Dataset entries
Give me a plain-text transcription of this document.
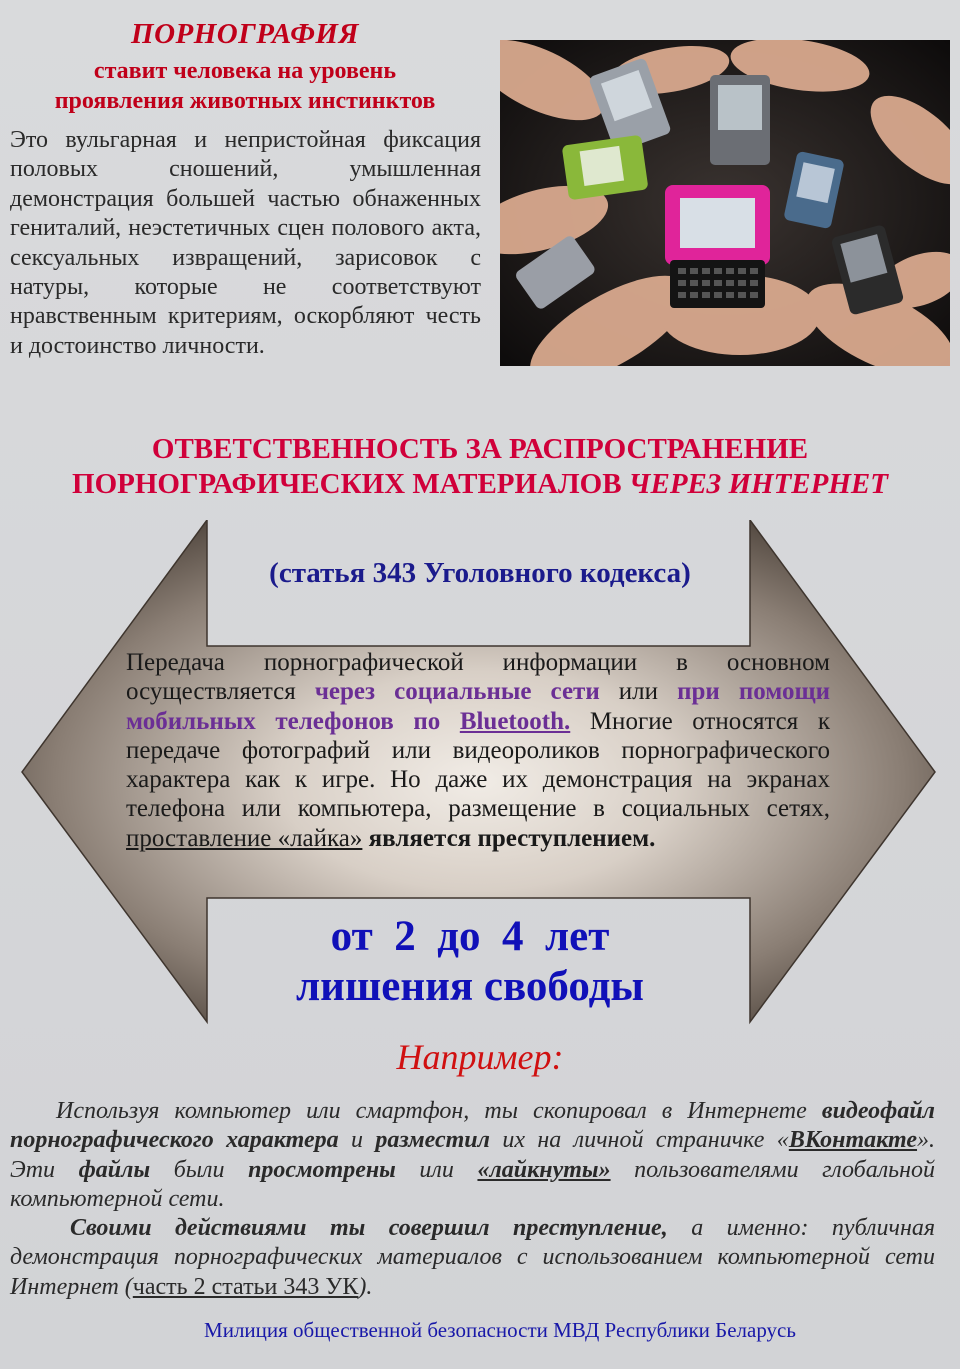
ПОРНОГРАФИЯ
ставит человека на уровень
проявления животных инстинктов
Это вульгарная и непристойная фиксация половых сношений, умышленная демонстрация большей частью обнаженных гениталий, неэстетичных сцен полового акта, сексуальных извращений, зарисовок с натуры, которые не соответствуют нравственным критериям, оскорбляют честь и достоинство личности.
ОТВЕТСТВЕННОСТЬ ЗА РАСПРОСТРАНЕНИЕ
ПОРНОГРАФИЧЕСКИХ МАТЕРИАЛОВ ЧЕРЕЗ ИНТЕРНЕТ
(статья 343 Уголовного кодекса)
Передача порнографической информации в основном осуществляется через социальные сети или при помощи мобильных телефонов по Bluetooth. Многие относятся к передаче фотографий или видеороликов порнографического характера как к игре. Но даже их демонстрация на экранах телефона или компьютера, размещение в социальных сетях, проставление «лайка» является преступлением.
от  2  до  4  лет
лишения свободы
Например:

Используя компьютер или смартфон, ты скопировал в Интернете видеофайл порнографического характера и разместил их на личной страничке «ВКонтакте». Эти файлы были просмотрены или «лайкнуты» пользователями глобальной компьютерной сети.

Своими действиями ты совершил преступление, а именно: публичная демонстрация порнографических материалов с использованием компьютерной сети Интернет (часть 2 статьи 343 УК).

Милиция общественной безопасности МВД Республики Беларусь
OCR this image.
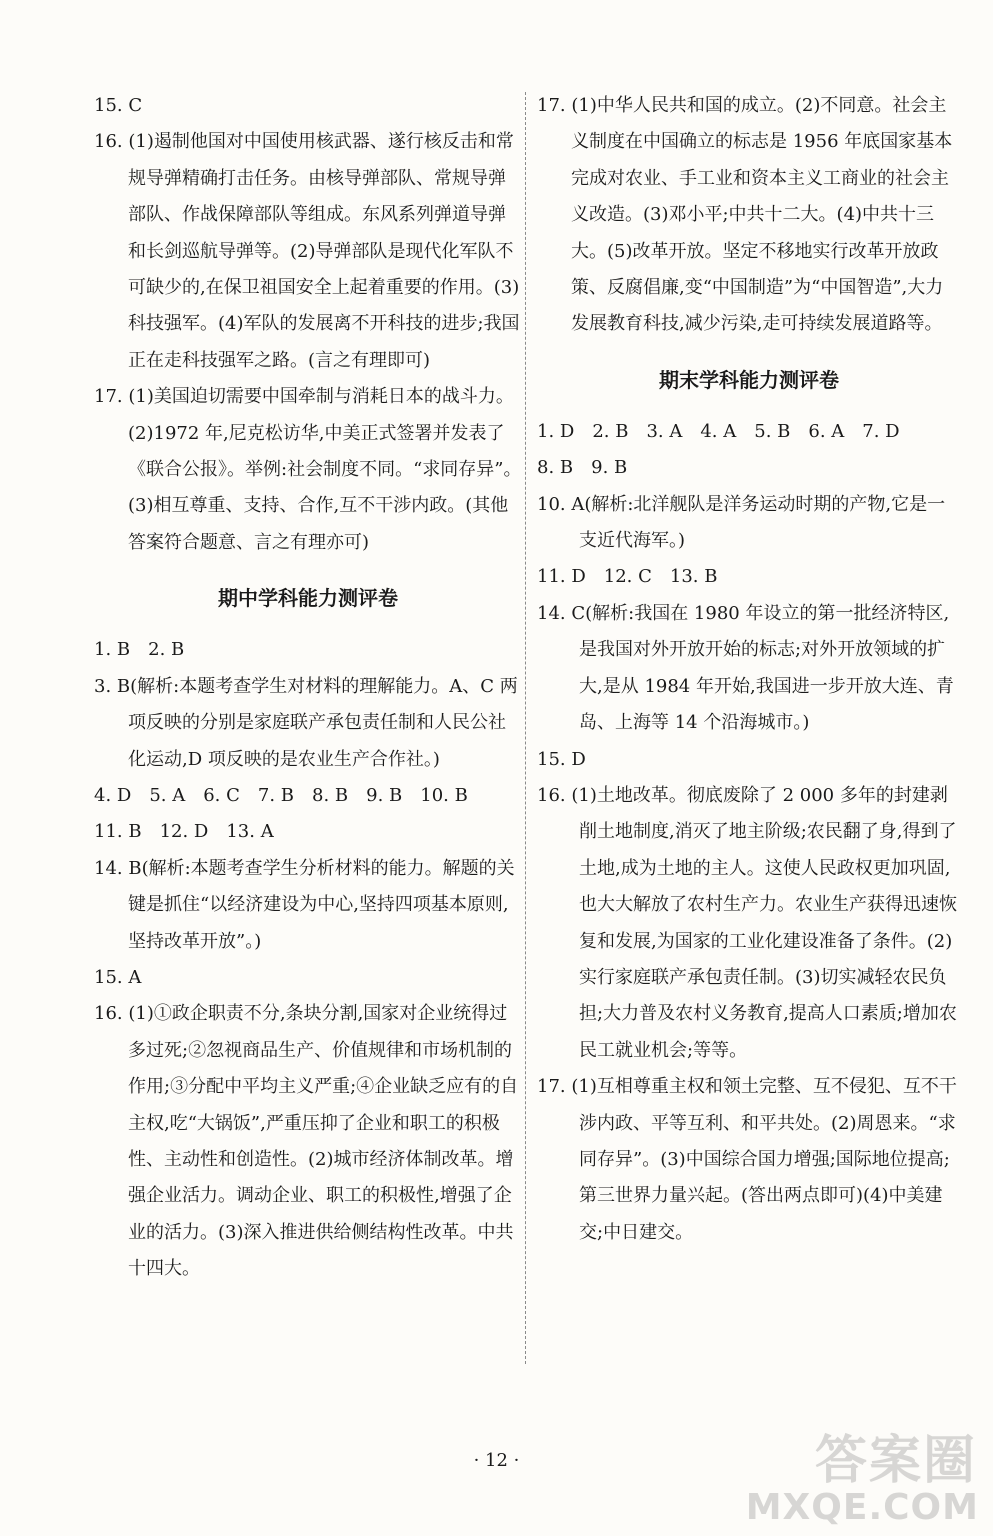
15. C

16. (1)遏制他国对中国使用核武器、遂行核反击和常规导弹精确打击任务。由核导弹部队、常规导弹部队、作战保障部队等组成。东风系列弹道导弹和长剑巡航导弹等。(2)导弹部队是现代化军队不可缺少的,在保卫祖国安全上起着重要的作用。(3)科技强军。(4)军队的发展离不开科技的进步;我国正在走科技强军之路。(言之有理即可)

17. (1)美国迫切需要中国牵制与消耗日本的战斗力。(2)1972 年,尼克松访华,中美正式签署并发表了《联合公报》。举例:社会制度不同。“求同存异”。(3)相互尊重、支持、合作,互不干涉内政。(其他答案符合题意、言之有理亦可)

期中学科能力测评卷

1. B　2. B

3. B(解析:本题考查学生对材料的理解能力。A、C 两项反映的分别是家庭联产承包责任制和人民公社化运动,D 项反映的是农业生产合作社。)

4. D　5. A　6. C　7. B　8. B　9. B　10. B

11. B　12. D　13. A

14. B(解析:本题考查学生分析材料的能力。解题的关键是抓住“以经济建设为中心,坚持四项基本原则,坚持改革开放”。)

15. A

16. (1)①政企职责不分,条块分割,国家对企业统得过多过死;②忽视商品生产、价值规律和市场机制的作用;③分配中平均主义严重;④企业缺乏应有的自主权,吃“大锅饭”,严重压抑了企业和职工的积极性、主动性和创造性。(2)城市经济体制改革。增强企业活力。调动企业、职工的积极性,增强了企业的活力。(3)深入推进供给侧结构性改革。中共十四大。

17. (1)中华人民共和国的成立。(2)不同意。社会主义制度在中国确立的标志是 1956 年底国家基本完成对农业、手工业和资本主义工商业的社会主义改造。(3)邓小平;中共十二大。(4)中共十三大。(5)改革开放。坚定不移地实行改革开放政策、反腐倡廉,变“中国制造”为“中国智造”,大力发展教育科技,减少污染,走可持续发展道路等。

期末学科能力测评卷

1. D　2. B　3. A　4. A　5. B　6. A　7. D

8. B　9. B

10. A(解析:北洋舰队是洋务运动时期的产物,它是一支近代海军。)

11. D　12. C　13. B

14. C(解析:我国在 1980 年设立的第一批经济特区,是我国对外开放开始的标志;对外开放领域的扩大,是从 1984 年开始,我国进一步开放大连、青岛、上海等 14 个沿海城市。)

15. D

16. (1)土地改革。彻底废除了 2 000 多年的封建剥削土地制度,消灭了地主阶级;农民翻了身,得到了土地,成为土地的主人。这使人民政权更加巩固,也大大解放了农村生产力。农业生产获得迅速恢复和发展,为国家的工业化建设准备了条件。(2)实行家庭联产承包责任制。(3)切实减轻农民负担;大力普及农村义务教育,提高人口素质;增加农民工就业机会;等等。

17. (1)互相尊重主权和领土完整、互不侵犯、互不干涉内政、平等互利、和平共处。(2)周恩来。“求同存异”。(3)中国综合国力增强;国际地位提高;第三世界力量兴起。(答出两点即可)(4)中美建交;中日建交。

· 12 ·	答案圈
MXQE.COM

Written task
Pull out all lines in the data above that include "компьютерной".

Finished answer
Используя компьютер или смартфон, ты скопировал в Интернете видеофайл порнографического характера и разместил их на личной страничке «ВКонтакте». Эти файлы были просмотрены или «лайкнуты» пользователями глобальной компьютерной сети.
Своими действиями ты совершил преступление, а именно: публичная демонстрация порнографических материалов с использованием компьютерной сети Интернет (часть 2 статьи 343 УК).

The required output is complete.